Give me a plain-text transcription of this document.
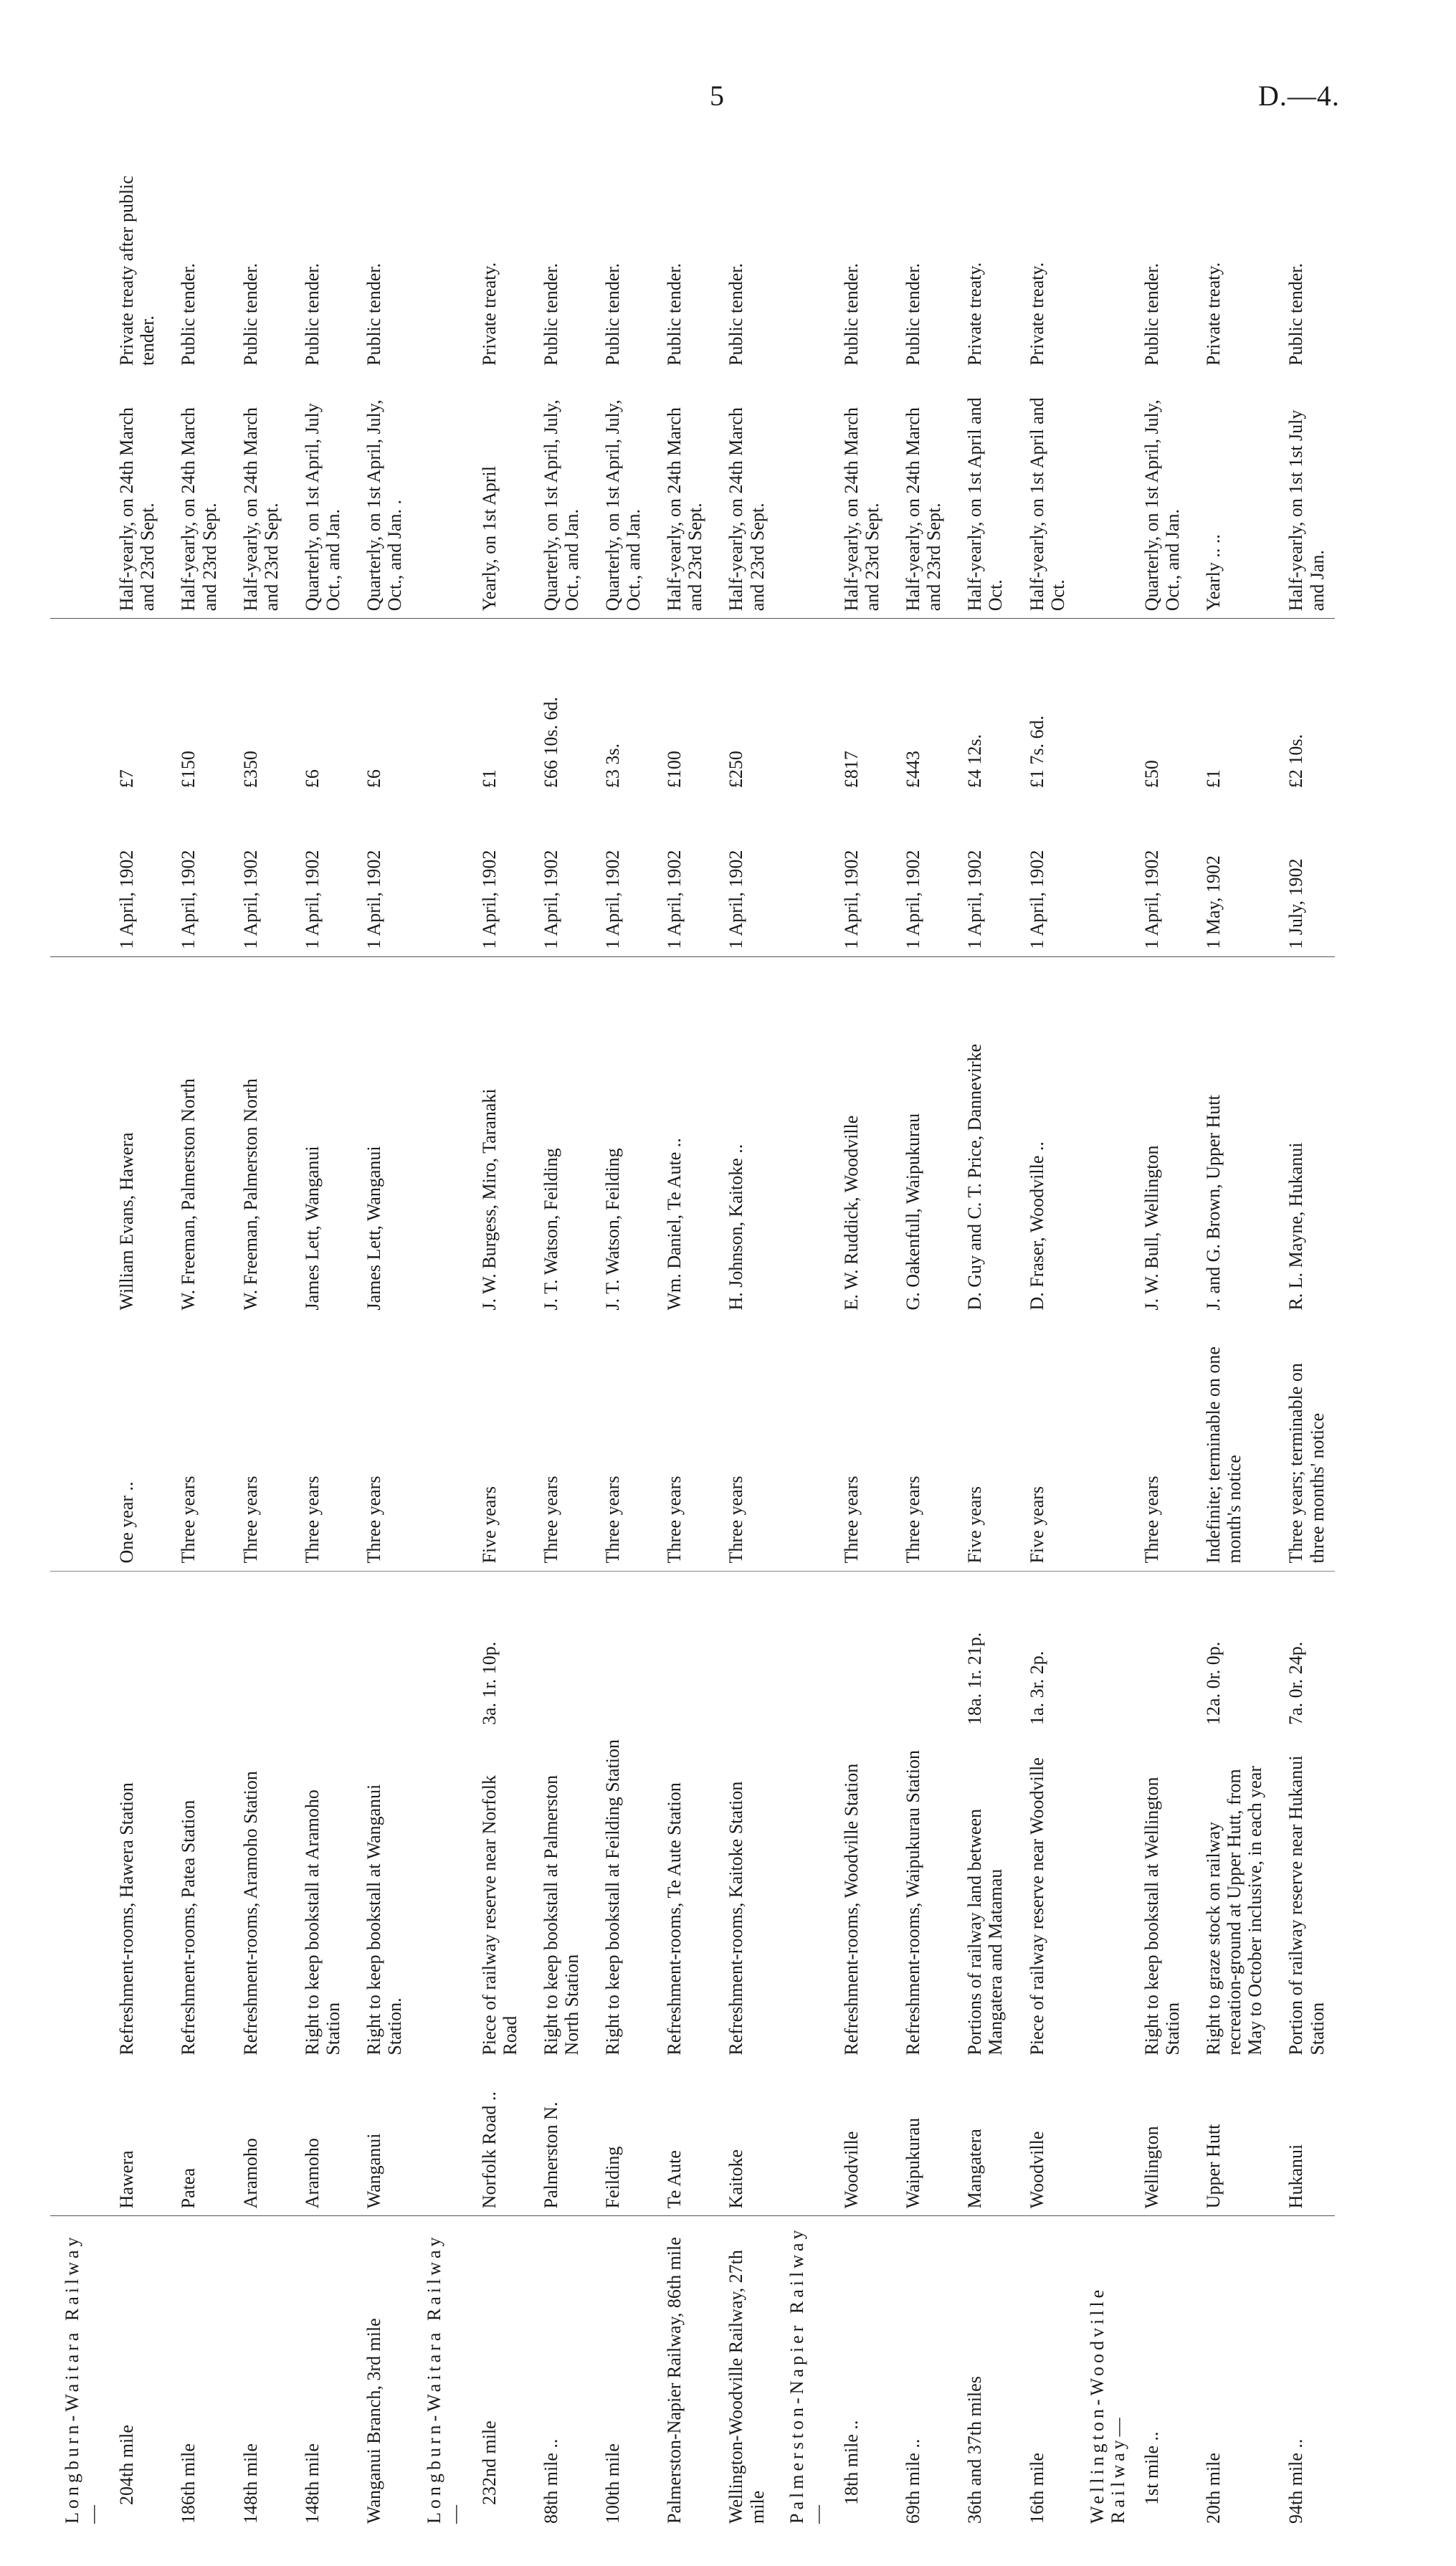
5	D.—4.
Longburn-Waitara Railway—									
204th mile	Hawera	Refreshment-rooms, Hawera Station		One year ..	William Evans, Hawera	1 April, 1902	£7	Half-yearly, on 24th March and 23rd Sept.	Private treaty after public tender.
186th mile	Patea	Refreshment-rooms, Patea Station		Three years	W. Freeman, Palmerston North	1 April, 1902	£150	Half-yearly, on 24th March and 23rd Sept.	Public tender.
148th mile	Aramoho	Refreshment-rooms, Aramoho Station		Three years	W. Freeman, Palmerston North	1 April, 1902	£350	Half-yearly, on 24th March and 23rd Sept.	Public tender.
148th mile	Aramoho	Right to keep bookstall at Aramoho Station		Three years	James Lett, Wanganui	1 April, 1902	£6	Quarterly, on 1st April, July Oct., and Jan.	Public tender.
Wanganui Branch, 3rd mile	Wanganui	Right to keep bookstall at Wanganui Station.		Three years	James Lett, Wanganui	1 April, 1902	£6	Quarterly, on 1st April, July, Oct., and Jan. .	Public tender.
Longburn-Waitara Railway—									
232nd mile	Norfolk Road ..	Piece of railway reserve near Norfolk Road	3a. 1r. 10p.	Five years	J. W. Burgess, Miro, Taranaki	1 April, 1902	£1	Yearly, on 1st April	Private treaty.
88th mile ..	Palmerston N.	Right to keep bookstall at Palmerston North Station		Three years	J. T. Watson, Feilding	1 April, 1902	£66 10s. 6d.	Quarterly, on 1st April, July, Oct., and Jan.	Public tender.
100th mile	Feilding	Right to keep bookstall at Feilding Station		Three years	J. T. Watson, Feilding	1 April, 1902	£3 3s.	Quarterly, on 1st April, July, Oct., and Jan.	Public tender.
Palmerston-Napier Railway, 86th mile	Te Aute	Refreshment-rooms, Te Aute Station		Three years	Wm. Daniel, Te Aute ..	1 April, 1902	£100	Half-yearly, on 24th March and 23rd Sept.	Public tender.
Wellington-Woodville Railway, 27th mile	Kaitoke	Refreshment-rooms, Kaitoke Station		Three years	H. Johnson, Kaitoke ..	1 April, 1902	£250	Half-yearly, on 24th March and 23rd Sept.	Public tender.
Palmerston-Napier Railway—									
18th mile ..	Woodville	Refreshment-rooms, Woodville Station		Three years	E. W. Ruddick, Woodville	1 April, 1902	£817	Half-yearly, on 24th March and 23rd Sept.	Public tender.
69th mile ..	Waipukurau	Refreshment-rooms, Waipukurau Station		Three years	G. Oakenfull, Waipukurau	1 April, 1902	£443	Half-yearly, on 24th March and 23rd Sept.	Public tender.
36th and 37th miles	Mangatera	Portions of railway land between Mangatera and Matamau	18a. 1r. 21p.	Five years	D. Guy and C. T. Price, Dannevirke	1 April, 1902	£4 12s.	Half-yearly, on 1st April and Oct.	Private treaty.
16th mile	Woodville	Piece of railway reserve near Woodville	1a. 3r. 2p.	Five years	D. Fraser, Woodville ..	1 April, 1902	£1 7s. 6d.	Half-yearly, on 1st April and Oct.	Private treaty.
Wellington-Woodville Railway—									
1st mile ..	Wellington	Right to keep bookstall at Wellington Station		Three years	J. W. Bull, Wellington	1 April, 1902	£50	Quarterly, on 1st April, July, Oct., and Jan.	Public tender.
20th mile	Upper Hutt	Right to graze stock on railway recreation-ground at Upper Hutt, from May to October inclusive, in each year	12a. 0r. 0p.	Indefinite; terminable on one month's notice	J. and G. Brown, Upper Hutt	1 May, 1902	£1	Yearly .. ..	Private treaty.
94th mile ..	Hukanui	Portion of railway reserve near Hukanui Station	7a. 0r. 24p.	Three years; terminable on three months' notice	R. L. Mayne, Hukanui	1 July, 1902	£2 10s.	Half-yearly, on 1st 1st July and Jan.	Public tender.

──────

Job >> Any pictures should be dropped; transcribe the rest of the records above exactly.

The reply >>
Give me a plain-text transcription of this document.
5	D.—4.
Longburn-Waitara Railway—									
204th mile	Hawera	Refreshment-rooms, Hawera Station		One year ..	William Evans, Hawera	1 April, 1902	£7	Half-yearly, on 24th March and 23rd Sept.	Private treaty after public tender.
186th mile	Patea	Refreshment-rooms, Patea Station		Three years	W. Freeman, Palmerston North	1 April, 1902	£150	Half-yearly, on 24th March and 23rd Sept.	Public tender.
148th mile	Aramoho	Refreshment-rooms, Aramoho Station		Three years	W. Freeman, Palmerston North	1 April, 1902	£350	Half-yearly, on 24th March and 23rd Sept.	Public tender.
148th mile	Aramoho	Right to keep bookstall at Aramoho Station		Three years	James Lett, Wanganui	1 April, 1902	£6	Quarterly, on 1st April, July Oct., and Jan.	Public tender.
Wanganui Branch, 3rd mile	Wanganui	Right to keep bookstall at Wanganui Station.		Three years	James Lett, Wanganui	1 April, 1902	£6	Quarterly, on 1st April, July, Oct., and Jan. .	Public tender.
Longburn-Waitara Railway—									
232nd mile	Norfolk Road ..	Piece of railway reserve near Norfolk Road	3a. 1r. 10p.	Five years	J. W. Burgess, Miro, Taranaki	1 April, 1902	£1	Yearly, on 1st April	Private treaty.
88th mile ..	Palmerston N.	Right to keep bookstall at Palmerston North Station		Three years	J. T. Watson, Feilding	1 April, 1902	£66 10s. 6d.	Quarterly, on 1st April, July, Oct., and Jan.	Public tender.
100th mile	Feilding	Right to keep bookstall at Feilding Station		Three years	J. T. Watson, Feilding	1 April, 1902	£3 3s.	Quarterly, on 1st April, July, Oct., and Jan.	Public tender.
Palmerston-Napier Railway, 86th mile	Te Aute	Refreshment-rooms, Te Aute Station		Three years	Wm. Daniel, Te Aute ..	1 April, 1902	£100	Half-yearly, on 24th March and 23rd Sept.	Public tender.
Wellington-Woodville Railway, 27th mile	Kaitoke	Refreshment-rooms, Kaitoke Station		Three years	H. Johnson, Kaitoke ..	1 April, 1902	£250	Half-yearly, on 24th March and 23rd Sept.	Public tender.
Palmerston-Napier Railway—									
18th mile ..	Woodville	Refreshment-rooms, Woodville Station		Three years	E. W. Ruddick, Woodville	1 April, 1902	£817	Half-yearly, on 24th March and 23rd Sept.	Public tender.
69th mile ..	Waipukurau	Refreshment-rooms, Waipukurau Station		Three years	G. Oakenfull, Waipukurau	1 April, 1902	£443	Half-yearly, on 24th March and 23rd Sept.	Public tender.
36th and 37th miles	Mangatera	Portions of railway land between Mangatera and Matamau	18a. 1r. 21p.	Five years	D. Guy and C. T. Price, Dannevirke	1 April, 1902	£4 12s.	Half-yearly, on 1st April and Oct.	Private treaty.
16th mile	Woodville	Piece of railway reserve near Woodville	1a. 3r. 2p.	Five years	D. Fraser, Woodville ..	1 April, 1902	£1 7s. 6d.	Half-yearly, on 1st April and Oct.	Private treaty.
Wellington-Woodville Railway—									
1st mile ..	Wellington	Right to keep bookstall at Wellington Station		Three years	J. W. Bull, Wellington	1 April, 1902	£50	Quarterly, on 1st April, July, Oct., and Jan.	Public tender.
20th mile	Upper Hutt	Right to graze stock on railway recreation-ground at Upper Hutt, from May to October inclusive, in each year	12a. 0r. 0p.	Indefinite; terminable on one month's notice	J. and G. Brown, Upper Hutt	1 May, 1902	£1	Yearly .. ..	Private treaty.
94th mile ..	Hukanui	Portion of railway reserve near Hukanui Station	7a. 0r. 24p.	Three years; terminable on three months' notice	R. L. Mayne, Hukanui	1 July, 1902	£2 10s.	Half-yearly, on 1st 1st July and Jan.	Public tender.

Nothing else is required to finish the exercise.